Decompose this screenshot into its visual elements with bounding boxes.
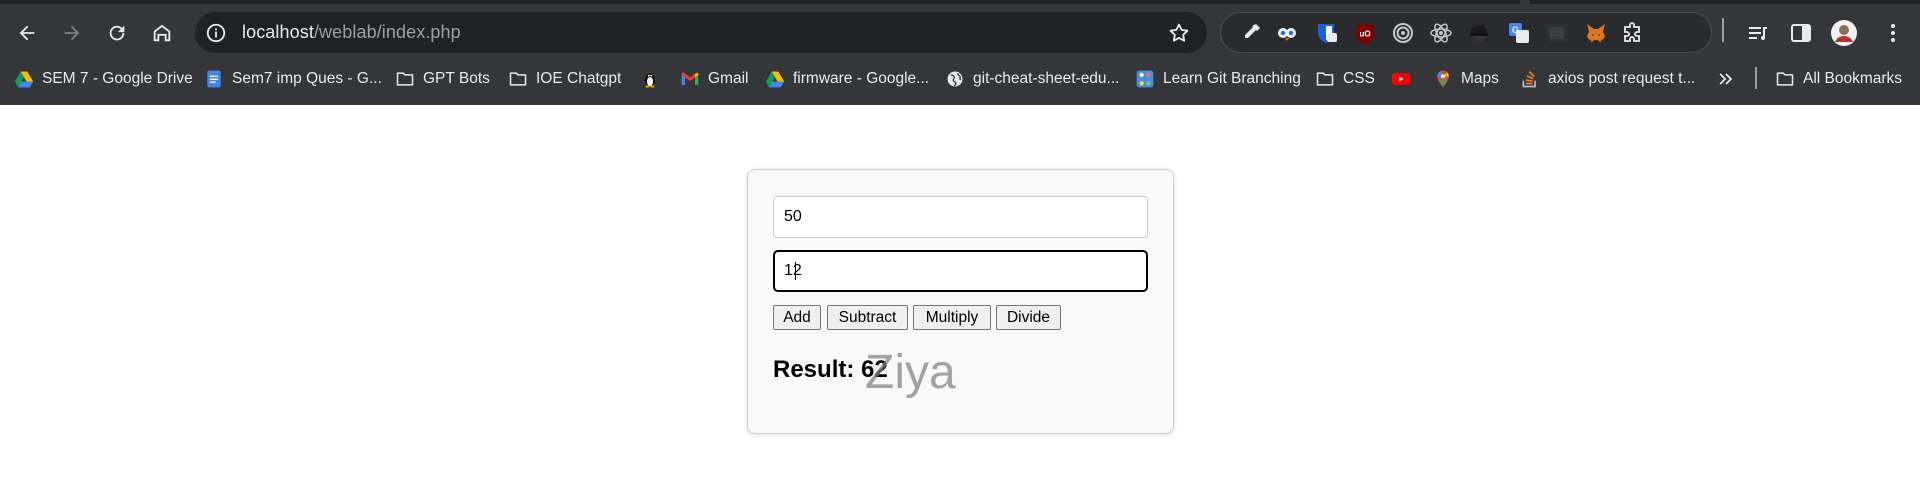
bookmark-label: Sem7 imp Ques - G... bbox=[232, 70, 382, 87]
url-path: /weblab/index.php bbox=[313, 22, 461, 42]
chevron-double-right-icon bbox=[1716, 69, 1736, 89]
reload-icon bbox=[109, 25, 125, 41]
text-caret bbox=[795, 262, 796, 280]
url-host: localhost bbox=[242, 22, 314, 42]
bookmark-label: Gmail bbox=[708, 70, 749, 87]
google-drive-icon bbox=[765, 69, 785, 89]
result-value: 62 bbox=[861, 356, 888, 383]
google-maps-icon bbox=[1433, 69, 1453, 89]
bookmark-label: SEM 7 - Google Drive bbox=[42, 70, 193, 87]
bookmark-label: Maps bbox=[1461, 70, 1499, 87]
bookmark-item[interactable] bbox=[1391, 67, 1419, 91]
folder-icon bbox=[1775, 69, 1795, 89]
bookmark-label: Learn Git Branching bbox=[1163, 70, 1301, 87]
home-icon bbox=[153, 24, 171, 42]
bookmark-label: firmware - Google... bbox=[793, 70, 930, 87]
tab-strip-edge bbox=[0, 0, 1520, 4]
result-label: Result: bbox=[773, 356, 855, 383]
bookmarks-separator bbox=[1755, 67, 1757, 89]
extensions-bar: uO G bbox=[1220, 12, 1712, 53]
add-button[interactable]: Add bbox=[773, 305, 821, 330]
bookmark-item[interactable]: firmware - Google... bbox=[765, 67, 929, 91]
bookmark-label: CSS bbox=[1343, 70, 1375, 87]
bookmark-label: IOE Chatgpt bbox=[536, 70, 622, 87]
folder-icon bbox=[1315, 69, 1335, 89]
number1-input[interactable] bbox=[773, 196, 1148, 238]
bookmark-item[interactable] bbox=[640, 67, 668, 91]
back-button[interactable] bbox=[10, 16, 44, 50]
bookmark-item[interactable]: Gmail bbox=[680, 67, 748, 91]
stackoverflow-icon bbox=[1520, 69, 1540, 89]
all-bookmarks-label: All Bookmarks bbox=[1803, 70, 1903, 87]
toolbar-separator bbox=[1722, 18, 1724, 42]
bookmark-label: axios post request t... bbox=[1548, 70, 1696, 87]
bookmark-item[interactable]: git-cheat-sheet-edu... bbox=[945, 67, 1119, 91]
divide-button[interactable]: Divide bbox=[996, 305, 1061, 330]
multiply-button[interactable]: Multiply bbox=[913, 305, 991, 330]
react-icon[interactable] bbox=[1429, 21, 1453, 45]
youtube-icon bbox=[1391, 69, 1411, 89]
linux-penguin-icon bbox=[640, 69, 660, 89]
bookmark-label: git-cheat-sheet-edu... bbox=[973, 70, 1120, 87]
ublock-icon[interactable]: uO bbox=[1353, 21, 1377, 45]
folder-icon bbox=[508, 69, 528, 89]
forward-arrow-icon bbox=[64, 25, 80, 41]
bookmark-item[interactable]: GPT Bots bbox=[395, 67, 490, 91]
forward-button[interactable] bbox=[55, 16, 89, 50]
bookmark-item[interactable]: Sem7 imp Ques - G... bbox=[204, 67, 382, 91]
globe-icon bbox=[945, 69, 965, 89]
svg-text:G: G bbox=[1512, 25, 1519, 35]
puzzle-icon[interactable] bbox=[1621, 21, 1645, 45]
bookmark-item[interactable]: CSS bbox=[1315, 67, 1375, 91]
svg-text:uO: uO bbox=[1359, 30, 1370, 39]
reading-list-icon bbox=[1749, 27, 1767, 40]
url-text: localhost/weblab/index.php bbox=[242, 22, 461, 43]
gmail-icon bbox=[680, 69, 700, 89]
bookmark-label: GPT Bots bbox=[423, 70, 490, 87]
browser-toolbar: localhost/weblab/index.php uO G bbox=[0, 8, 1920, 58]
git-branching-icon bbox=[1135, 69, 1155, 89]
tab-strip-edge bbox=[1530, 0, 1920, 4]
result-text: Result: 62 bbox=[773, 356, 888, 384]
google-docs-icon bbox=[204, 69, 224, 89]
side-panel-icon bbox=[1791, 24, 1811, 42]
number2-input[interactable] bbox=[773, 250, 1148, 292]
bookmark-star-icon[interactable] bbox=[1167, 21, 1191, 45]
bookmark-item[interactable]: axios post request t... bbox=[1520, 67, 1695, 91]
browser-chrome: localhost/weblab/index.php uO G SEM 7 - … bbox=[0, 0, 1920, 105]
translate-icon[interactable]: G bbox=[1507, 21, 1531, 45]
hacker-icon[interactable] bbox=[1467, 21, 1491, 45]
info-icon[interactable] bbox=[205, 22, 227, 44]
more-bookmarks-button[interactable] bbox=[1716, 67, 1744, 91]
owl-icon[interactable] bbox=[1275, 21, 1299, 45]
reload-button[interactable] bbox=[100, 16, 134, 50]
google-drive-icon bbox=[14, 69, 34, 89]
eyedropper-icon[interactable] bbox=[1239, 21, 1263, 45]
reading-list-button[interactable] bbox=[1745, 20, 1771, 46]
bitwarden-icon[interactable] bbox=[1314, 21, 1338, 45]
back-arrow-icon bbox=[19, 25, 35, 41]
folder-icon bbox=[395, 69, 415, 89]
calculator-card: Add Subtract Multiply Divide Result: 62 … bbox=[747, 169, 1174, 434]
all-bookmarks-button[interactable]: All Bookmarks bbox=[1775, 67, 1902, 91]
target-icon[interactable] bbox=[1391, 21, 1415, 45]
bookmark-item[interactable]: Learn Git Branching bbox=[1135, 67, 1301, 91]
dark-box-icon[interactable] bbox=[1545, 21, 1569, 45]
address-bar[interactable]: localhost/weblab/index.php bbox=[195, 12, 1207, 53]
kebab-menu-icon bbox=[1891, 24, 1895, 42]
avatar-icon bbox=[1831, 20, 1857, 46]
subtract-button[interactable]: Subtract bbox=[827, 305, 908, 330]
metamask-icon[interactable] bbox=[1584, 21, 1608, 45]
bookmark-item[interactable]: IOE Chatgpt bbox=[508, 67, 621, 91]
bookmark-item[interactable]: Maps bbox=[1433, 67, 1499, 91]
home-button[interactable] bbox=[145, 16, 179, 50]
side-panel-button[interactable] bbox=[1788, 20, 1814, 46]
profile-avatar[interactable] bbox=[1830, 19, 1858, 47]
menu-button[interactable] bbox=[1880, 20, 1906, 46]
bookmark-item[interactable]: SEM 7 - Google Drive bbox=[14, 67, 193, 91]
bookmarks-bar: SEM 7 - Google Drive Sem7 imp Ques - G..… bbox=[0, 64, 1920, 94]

▶ _Stated problem_: Give every line of the item above as a numbered list, omitting blank lines and the picture.

▶ _Response to this exercise_:
1. Decompose this screenshot into its visual elements with bounding boxes.
2. bookmark-label: Sem7 imp Ques - G... bbox=[232, 70, 382, 87]
3. url-path: /weblab/index.php bbox=[313, 22, 461, 42]
4. chevron-double-right-icon bbox=[1716, 69, 1736, 89]
5. reload-icon bbox=[109, 25, 125, 41]
6. text-caret bbox=[795, 262, 796, 280]
7. url-host: localhost bbox=[242, 22, 314, 42]
8. bookmark-label: Gmail bbox=[708, 70, 749, 87]
9. google-drive-icon bbox=[765, 69, 785, 89]
10. result-value: 62 bbox=[861, 356, 888, 383]
11. google-maps-icon bbox=[1433, 69, 1453, 89]
12. bookmark-label: SEM 7 - Google Drive bbox=[42, 70, 193, 87]
13. bookmark-label: Maps bbox=[1461, 70, 1499, 87]
14. bookmark-item[interactable] bbox=[1391, 67, 1419, 91]
15. folder-icon bbox=[1775, 69, 1795, 89]
16. bookmark-label: Learn Git Branching bbox=[1163, 70, 1301, 87]
17. home-icon bbox=[153, 24, 171, 42]
18. bookmark-label: firmware - Google... bbox=[793, 70, 930, 87]
19. tab-strip-edge bbox=[0, 0, 1520, 4]
20. result-label: Result: bbox=[773, 356, 855, 383]
21. bookmarks-separator bbox=[1755, 67, 1757, 89]
22. extensions-bar: uO G bbox=[1220, 12, 1712, 53]
23. add-button[interactable]: Add bbox=[773, 305, 821, 330]
24. bookmark-item[interactable]: firmware - Google... bbox=[765, 67, 929, 91]
25. bookmark-label: CSS bbox=[1343, 70, 1375, 87]
26. bookmark-label: IOE Chatgpt bbox=[536, 70, 622, 87]
27. folder-icon bbox=[1315, 69, 1335, 89]
28. number1-input[interactable] bbox=[773, 196, 1148, 238]
29. bookmark-item[interactable] bbox=[640, 67, 668, 91]
30. back-button[interactable] bbox=[10, 16, 44, 50]
31. bookmark-item[interactable]: Gmail bbox=[680, 67, 748, 91]
32. stackoverflow-icon bbox=[1520, 69, 1540, 89]
33. all-bookmarks-label: All Bookmarks bbox=[1803, 70, 1903, 87]
34. toolbar-separator bbox=[1722, 18, 1724, 42]
35. bookmark-label: axios post request t... bbox=[1548, 70, 1696, 87]
36. bookmark-item[interactable]: git-cheat-sheet-edu... bbox=[945, 67, 1119, 91]
37. divide-button[interactable]: Divide bbox=[996, 305, 1061, 330]
38. multiply-button[interactable]: Multiply bbox=[913, 305, 991, 330]
39. react-icon[interactable] bbox=[1429, 21, 1453, 45]
40. youtube-icon bbox=[1391, 69, 1411, 89]
41. linux-penguin-icon bbox=[640, 69, 660, 89]
42. bookmark-label: git-cheat-sheet-edu... bbox=[973, 70, 1120, 87]
43. ublock-icon[interactable]: uO bbox=[1353, 21, 1377, 45]
44. folder-icon bbox=[508, 69, 528, 89]
45. forward-arrow-icon bbox=[64, 25, 80, 41]
46. bookmark-item[interactable]: GPT Bots bbox=[395, 67, 490, 91]
47. forward-button[interactable] bbox=[55, 16, 89, 50]
48. bookmark-item[interactable]: Sem7 imp Ques - G... bbox=[204, 67, 382, 91]
49. globe-icon bbox=[945, 69, 965, 89]
50. svg-text:G: G bbox=[1512, 25, 1519, 35]
51. puzzle-icon[interactable] bbox=[1621, 21, 1645, 45]
52. bookmark-item[interactable]: CSS bbox=[1315, 67, 1375, 91]
53. svg-text:uO: uO bbox=[1359, 30, 1370, 39]
54. reading-list-icon bbox=[1749, 27, 1767, 40]
55. url-text: localhost/weblab/index.php bbox=[242, 22, 461, 43]
56. gmail-icon bbox=[680, 69, 700, 89]
57. bookmark-label: GPT Bots bbox=[423, 70, 490, 87]
58. browser-toolbar: localhost/weblab/index.php uO G bbox=[0, 8, 1920, 58]
59. git-branching-icon bbox=[1135, 69, 1155, 89]
60. tab-strip-edge bbox=[1530, 0, 1920, 4]
61. result-text: Result: 62 bbox=[773, 356, 888, 384]
62. google-docs-icon bbox=[204, 69, 224, 89]
63. side-panel-icon bbox=[1791, 24, 1811, 42]
64. number2-input[interactable] bbox=[773, 250, 1148, 292]
65. bookmark-star-icon[interactable] bbox=[1167, 21, 1191, 45]
66. bookmark-item[interactable]: axios post request t... bbox=[1520, 67, 1695, 91]
67. browser-chrome: localhost/weblab/index.php uO G SEM 7 - … bbox=[0, 0, 1920, 105]
68. translate-icon[interactable]: G bbox=[1507, 21, 1531, 45]
69. hacker-icon[interactable] bbox=[1467, 21, 1491, 45]
70. info-icon[interactable] bbox=[205, 22, 227, 44]
71. more-bookmarks-button[interactable] bbox=[1716, 67, 1744, 91]
72. owl-icon[interactable] bbox=[1275, 21, 1299, 45]
73. reload-button[interactable] bbox=[100, 16, 134, 50]
74. google-drive-icon bbox=[14, 69, 34, 89]
75. eyedropper-icon[interactable] bbox=[1239, 21, 1263, 45]
76. reading-list-button[interactable] bbox=[1745, 20, 1771, 46]
77. bitwarden-icon[interactable] bbox=[1314, 21, 1338, 45]
78. back-arrow-icon bbox=[19, 25, 35, 41]
79. folder-icon bbox=[395, 69, 415, 89]
80. calculator-card: Add Subtract Multiply Divide Result: 62 … bbox=[747, 169, 1174, 434]
81. all-bookmarks-button[interactable]: All Bookmarks bbox=[1775, 67, 1902, 91]
82. target-icon[interactable] bbox=[1391, 21, 1415, 45]
83. bookmark-item[interactable]: Learn Git Branching bbox=[1135, 67, 1301, 91]
84. dark-box-icon[interactable] bbox=[1545, 21, 1569, 45]
85. address-bar[interactable]: localhost/weblab/index.php bbox=[195, 12, 1207, 53]
86. kebab-menu-icon bbox=[1891, 24, 1895, 42]
87. avatar-icon bbox=[1831, 20, 1857, 46]
88. subtract-button[interactable]: Subtract bbox=[827, 305, 908, 330]
89. metamask-icon[interactable] bbox=[1584, 21, 1608, 45]
90. bookmark-item[interactable]: IOE Chatgpt bbox=[508, 67, 621, 91]
91. bookmark-item[interactable]: Maps bbox=[1433, 67, 1499, 91]
92. home-button[interactable] bbox=[145, 16, 179, 50]
93. side-panel-button[interactable] bbox=[1788, 20, 1814, 46]
94. profile-avatar[interactable] bbox=[1830, 19, 1858, 47]
95. menu-button[interactable] bbox=[1880, 20, 1906, 46]
96. bookmark-item[interactable]: SEM 7 - Google Drive bbox=[14, 67, 193, 91]
97. bookmarks-bar: SEM 7 - Google Drive Sem7 imp Ques - G..… bbox=[0, 64, 1920, 94]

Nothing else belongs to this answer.